== EXERCISE MATERIALS ==
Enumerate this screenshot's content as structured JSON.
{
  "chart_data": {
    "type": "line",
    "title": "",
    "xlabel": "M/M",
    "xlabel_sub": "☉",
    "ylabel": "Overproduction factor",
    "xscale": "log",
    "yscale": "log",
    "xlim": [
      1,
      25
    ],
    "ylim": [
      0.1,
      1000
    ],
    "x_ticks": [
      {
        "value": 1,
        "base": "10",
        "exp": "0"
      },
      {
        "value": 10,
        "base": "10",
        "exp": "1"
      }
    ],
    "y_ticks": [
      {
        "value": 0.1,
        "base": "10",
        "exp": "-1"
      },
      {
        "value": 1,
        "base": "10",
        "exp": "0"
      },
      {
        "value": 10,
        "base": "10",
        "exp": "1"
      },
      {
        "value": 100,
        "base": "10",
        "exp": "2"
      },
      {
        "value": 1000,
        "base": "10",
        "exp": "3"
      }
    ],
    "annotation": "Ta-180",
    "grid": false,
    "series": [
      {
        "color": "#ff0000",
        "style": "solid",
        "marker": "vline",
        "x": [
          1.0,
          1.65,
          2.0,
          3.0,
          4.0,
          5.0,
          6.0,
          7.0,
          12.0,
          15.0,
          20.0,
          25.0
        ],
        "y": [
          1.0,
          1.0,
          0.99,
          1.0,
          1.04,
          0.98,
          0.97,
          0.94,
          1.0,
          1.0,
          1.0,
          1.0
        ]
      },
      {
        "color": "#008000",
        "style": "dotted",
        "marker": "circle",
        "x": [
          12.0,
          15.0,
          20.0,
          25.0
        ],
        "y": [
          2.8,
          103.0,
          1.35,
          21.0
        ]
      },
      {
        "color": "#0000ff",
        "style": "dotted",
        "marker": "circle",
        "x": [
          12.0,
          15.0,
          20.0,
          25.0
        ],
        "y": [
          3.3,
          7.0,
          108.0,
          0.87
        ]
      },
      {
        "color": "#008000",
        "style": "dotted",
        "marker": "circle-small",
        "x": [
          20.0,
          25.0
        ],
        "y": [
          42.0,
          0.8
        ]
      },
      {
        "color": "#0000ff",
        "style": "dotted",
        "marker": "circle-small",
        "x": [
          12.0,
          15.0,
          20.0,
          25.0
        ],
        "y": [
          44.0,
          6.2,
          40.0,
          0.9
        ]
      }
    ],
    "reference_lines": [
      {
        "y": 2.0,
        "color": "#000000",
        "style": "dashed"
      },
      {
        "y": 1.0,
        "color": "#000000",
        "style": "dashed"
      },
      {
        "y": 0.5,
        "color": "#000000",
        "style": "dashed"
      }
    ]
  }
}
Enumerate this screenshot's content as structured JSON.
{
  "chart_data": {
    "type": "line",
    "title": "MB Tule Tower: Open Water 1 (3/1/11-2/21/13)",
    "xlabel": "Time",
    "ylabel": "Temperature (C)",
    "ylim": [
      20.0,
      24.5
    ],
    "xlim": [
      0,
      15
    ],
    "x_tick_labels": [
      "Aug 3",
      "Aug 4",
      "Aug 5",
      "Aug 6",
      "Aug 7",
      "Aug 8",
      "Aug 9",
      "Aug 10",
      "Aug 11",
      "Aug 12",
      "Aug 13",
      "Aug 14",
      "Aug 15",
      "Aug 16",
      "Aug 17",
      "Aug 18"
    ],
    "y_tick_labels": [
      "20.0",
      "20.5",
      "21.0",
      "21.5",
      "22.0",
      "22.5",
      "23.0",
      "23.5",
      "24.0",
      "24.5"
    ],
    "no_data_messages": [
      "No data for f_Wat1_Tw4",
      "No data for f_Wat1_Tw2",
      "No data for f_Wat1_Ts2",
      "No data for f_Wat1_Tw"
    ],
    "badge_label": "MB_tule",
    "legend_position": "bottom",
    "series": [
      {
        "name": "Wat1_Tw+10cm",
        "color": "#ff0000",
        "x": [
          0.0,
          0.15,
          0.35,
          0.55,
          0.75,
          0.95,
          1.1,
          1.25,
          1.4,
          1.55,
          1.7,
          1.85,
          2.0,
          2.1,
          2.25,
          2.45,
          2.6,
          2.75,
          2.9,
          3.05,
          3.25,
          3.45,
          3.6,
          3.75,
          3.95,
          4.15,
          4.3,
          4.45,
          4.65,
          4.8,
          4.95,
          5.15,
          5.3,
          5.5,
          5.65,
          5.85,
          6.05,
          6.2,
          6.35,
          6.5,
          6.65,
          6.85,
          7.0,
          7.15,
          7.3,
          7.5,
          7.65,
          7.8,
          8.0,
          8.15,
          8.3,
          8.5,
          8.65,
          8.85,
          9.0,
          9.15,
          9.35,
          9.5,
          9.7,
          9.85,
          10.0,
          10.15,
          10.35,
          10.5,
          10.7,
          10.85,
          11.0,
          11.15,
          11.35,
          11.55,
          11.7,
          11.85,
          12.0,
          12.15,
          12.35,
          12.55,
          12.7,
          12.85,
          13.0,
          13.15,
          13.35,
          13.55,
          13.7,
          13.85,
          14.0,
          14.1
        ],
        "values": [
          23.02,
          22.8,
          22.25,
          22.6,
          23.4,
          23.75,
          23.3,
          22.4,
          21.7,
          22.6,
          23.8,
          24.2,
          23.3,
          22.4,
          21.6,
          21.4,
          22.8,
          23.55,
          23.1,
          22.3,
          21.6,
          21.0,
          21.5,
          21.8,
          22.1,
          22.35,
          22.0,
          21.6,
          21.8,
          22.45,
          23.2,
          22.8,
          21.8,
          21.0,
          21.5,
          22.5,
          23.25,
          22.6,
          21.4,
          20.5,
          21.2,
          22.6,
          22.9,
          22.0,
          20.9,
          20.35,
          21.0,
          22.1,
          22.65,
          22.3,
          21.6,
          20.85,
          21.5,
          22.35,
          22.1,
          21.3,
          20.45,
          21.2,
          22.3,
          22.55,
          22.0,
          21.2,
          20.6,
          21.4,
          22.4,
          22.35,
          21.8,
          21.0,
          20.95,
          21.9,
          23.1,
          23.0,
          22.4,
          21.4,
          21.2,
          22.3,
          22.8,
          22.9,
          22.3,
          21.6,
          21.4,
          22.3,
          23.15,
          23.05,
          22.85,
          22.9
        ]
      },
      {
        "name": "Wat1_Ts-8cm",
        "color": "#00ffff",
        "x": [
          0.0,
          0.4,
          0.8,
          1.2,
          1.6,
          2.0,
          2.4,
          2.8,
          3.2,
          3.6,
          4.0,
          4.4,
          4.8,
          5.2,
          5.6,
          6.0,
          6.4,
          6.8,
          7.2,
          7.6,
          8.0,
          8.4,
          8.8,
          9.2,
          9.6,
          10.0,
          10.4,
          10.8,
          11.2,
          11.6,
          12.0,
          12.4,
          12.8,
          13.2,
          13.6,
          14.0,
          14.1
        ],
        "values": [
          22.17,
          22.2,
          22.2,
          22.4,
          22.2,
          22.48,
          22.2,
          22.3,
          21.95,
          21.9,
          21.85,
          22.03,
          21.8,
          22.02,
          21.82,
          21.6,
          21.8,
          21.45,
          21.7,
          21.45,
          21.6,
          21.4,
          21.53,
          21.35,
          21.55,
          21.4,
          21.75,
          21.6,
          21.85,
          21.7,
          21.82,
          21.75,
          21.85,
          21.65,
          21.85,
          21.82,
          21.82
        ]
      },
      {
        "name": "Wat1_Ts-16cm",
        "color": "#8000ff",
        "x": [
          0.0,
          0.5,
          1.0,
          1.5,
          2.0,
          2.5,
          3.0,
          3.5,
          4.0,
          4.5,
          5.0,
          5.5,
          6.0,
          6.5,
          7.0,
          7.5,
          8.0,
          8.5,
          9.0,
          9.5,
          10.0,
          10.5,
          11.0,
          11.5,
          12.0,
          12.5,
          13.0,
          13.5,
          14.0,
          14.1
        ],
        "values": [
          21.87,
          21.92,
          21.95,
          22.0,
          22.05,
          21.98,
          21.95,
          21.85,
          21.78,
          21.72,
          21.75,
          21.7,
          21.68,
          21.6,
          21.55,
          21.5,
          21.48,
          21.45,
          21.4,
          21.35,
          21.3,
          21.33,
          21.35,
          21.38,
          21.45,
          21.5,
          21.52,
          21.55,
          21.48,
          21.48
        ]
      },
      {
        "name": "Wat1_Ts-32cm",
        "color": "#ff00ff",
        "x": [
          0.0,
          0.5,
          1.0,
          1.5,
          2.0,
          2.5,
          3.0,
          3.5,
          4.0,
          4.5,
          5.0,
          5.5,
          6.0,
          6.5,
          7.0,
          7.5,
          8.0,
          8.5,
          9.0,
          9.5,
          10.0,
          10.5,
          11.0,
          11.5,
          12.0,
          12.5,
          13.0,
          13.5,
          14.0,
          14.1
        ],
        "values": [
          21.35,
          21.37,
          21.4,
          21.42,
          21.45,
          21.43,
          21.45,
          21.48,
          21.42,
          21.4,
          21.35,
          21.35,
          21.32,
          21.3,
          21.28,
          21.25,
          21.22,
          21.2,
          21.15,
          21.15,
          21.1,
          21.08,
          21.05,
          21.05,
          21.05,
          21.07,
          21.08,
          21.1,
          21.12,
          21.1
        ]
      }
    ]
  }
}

== GIVEN INSTRUCTION ==
Look through the entries and find each line that has the string "ylabel". Copy those lines.

== RESPONSE FOR THIS EXERCISE ==
    "ylabel": "Overproduction factor",
    "ylabel": "Temperature (C)",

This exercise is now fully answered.